• [Given problem]: Edit everything from the line containing "date-day: 4/11 bbox=[345, 121, 386, 142]" down to the line containing "book-icon bbox=[127, 62, 141, 74]" in the rows below, changing "facebook" to "meta" and keeping everything else unchanged.

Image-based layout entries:
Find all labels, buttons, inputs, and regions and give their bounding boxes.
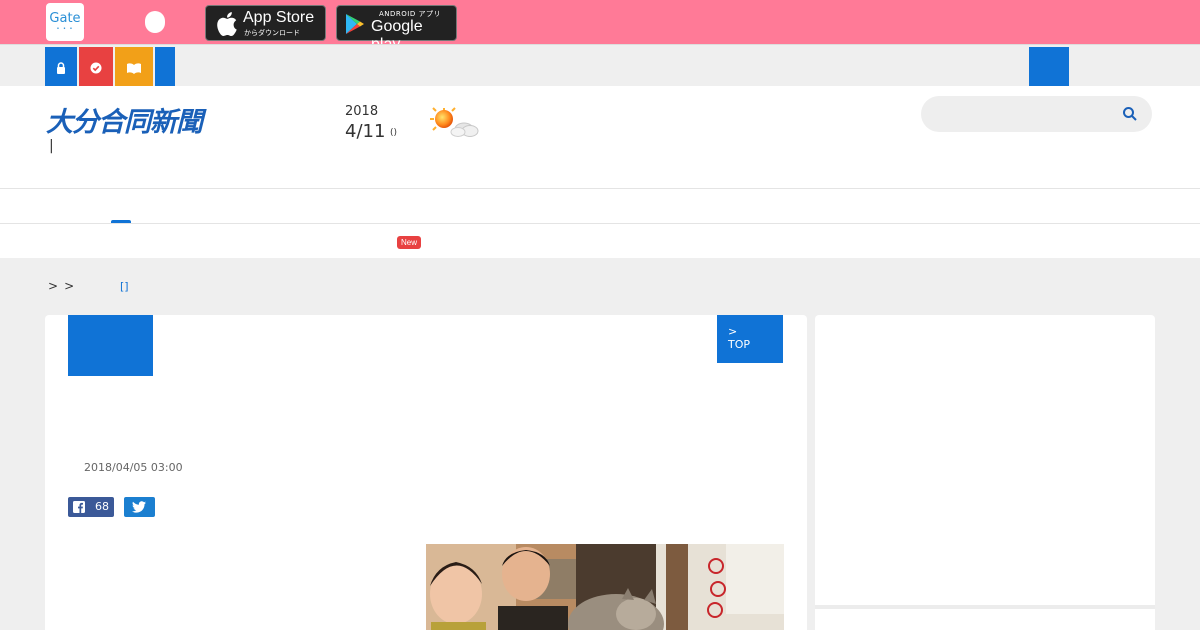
date-day: 4/11 bbox=[345, 121, 386, 142]
sunny-cloudy-icon bbox=[430, 107, 479, 137]
main-nav bbox=[0, 188, 1200, 224]
google-play-badge[interactable]: ANDROID アプリ Google play bbox=[336, 5, 457, 53]
toggle-pill[interactable] bbox=[145, 11, 165, 33]
top-button-label: TOP bbox=[728, 338, 751, 351]
facebook-count: 68 bbox=[95, 500, 109, 513]
facebook-share-button[interactable]: 68 bbox=[68, 497, 114, 517]
apple-icon bbox=[217, 12, 237, 37]
date-weekday: () bbox=[390, 128, 398, 138]
book-button[interactable] bbox=[115, 47, 153, 87]
breadcrumb-separator: > bbox=[64, 279, 75, 293]
app-store-subtitle: からダウンロード bbox=[244, 29, 300, 37]
article-card: > TOP 2018/04/05 03:00 68 bbox=[45, 315, 807, 630]
login-button[interactable] bbox=[1029, 47, 1069, 87]
sub-nav: New bbox=[0, 223, 1200, 258]
breadcrumb-separator: > bbox=[48, 279, 59, 293]
check-button[interactable] bbox=[79, 47, 113, 87]
gate-dots: • • • bbox=[56, 26, 74, 32]
article-date: 2018/04/05 03:00 bbox=[84, 461, 183, 474]
top-bar: Gate • • • App Store からダウンロード ANDROID アプ… bbox=[0, 0, 1200, 53]
category-label[interactable] bbox=[68, 315, 153, 376]
gate-app-button[interactable]: Gate • • • bbox=[46, 3, 84, 41]
app-store-title: App Store bbox=[243, 9, 315, 26]
google-play-icon bbox=[346, 14, 364, 34]
site-logo[interactable]: 大分合同新聞 bbox=[46, 100, 203, 139]
twitter-share-button[interactable] bbox=[124, 497, 155, 517]
breadcrumb-link[interactable]: [] bbox=[120, 280, 129, 293]
gate-label: Gate bbox=[49, 11, 81, 26]
menu-tab-blue[interactable] bbox=[155, 47, 175, 87]
search-input[interactable] bbox=[921, 96, 1152, 132]
icon-strip bbox=[0, 44, 1200, 87]
breadcrumb: > > bbox=[48, 279, 80, 293]
facebook-icon bbox=[73, 501, 85, 513]
article-photo bbox=[426, 544, 784, 630]
twitter-icon bbox=[132, 501, 146, 513]
lock-button[interactable] bbox=[45, 47, 77, 87]
search-icon[interactable] bbox=[1122, 106, 1138, 122]
date-year: 2018 bbox=[345, 104, 379, 119]
logo-subtitle: | bbox=[49, 138, 54, 154]
site-header: 大分合同新聞 | 2018 4/11 () bbox=[0, 86, 1200, 188]
check-icon bbox=[90, 62, 102, 73]
top-button-arrow: > bbox=[728, 325, 738, 338]
book-icon bbox=[127, 62, 141, 74]
new-badge: New bbox=[397, 236, 422, 249]
category-top-button[interactable]: > TOP bbox=[717, 315, 783, 363]
lock-icon bbox=[57, 61, 65, 74]
sidebar bbox=[815, 315, 1155, 630]
sidebar-divider bbox=[815, 605, 1155, 609]
app-store-badge[interactable]: App Store からダウンロード bbox=[205, 5, 326, 41]
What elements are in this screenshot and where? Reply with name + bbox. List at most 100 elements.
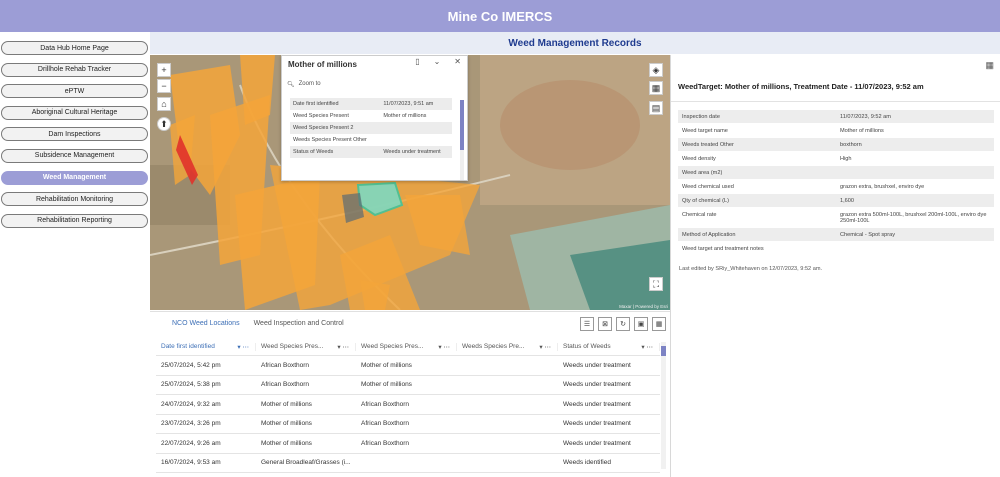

• [Output below]:
date-day: 4/11 bbox=[345, 121, 386, 142]
sunny-cloudy-icon bbox=[430, 107, 479, 137]
main-nav bbox=[0, 188, 1200, 224]
google-play-badge[interactable]: ANDROID アプリ Google play bbox=[336, 5, 457, 53]
toggle-pill[interactable] bbox=[145, 11, 165, 33]
top-button-label: TOP bbox=[728, 338, 751, 351]
meta-count: 68 bbox=[95, 500, 109, 513]
meta-share-button[interactable]: 68 bbox=[68, 497, 114, 517]
apple-icon bbox=[217, 12, 237, 37]
date-weekday: () bbox=[390, 128, 398, 138]
book-button[interactable] bbox=[115, 47, 153, 87]
breadcrumb-separator: > bbox=[64, 279, 75, 293]
app-store-subtitle: からダウンロード bbox=[244, 29, 300, 37]
article-card: > TOP 2018/04/05 03:00 68 bbox=[45, 315, 807, 630]
login-button[interactable] bbox=[1029, 47, 1069, 87]
sub-nav: New bbox=[0, 223, 1200, 258]
breadcrumb-separator: > bbox=[48, 279, 59, 293]
check-button[interactable] bbox=[79, 47, 113, 87]
gate-dots: • • • bbox=[56, 26, 74, 32]
article-date: 2018/04/05 03:00 bbox=[84, 461, 183, 474]
top-bar: Gate • • • App Store からダウンロード ANDROID アプ… bbox=[0, 0, 1200, 53]
category-label[interactable] bbox=[68, 315, 153, 376]
gate-app-button[interactable]: Gate • • • bbox=[46, 3, 84, 41]
app-store-title: App Store bbox=[243, 9, 315, 26]
google-play-icon bbox=[346, 14, 364, 34]
site-logo[interactable]: 大分合同新聞 bbox=[46, 100, 203, 139]
twitter-share-button[interactable] bbox=[124, 497, 155, 517]
breadcrumb-link[interactable]: [] bbox=[120, 280, 129, 293]
gate-label: Gate bbox=[49, 11, 81, 26]
menu-tab-blue[interactable] bbox=[155, 47, 175, 87]
search-input[interactable] bbox=[921, 96, 1152, 132]
icon-strip bbox=[0, 44, 1200, 87]
breadcrumb: > > bbox=[48, 279, 80, 293]
meta-icon bbox=[73, 501, 85, 513]
article-photo bbox=[426, 544, 784, 630]
twitter-icon bbox=[132, 501, 146, 513]
lock-button[interactable] bbox=[45, 47, 77, 87]
search-icon[interactable] bbox=[1122, 106, 1138, 122]
date-year: 2018 bbox=[345, 104, 379, 119]
logo-subtitle: | bbox=[49, 138, 54, 154]
site-header: 大分合同新聞 | 2018 4/11 () bbox=[0, 86, 1200, 188]
check-icon bbox=[90, 62, 102, 73]
top-button-arrow: > bbox=[728, 325, 738, 338]
book-icon bbox=[127, 62, 141, 74]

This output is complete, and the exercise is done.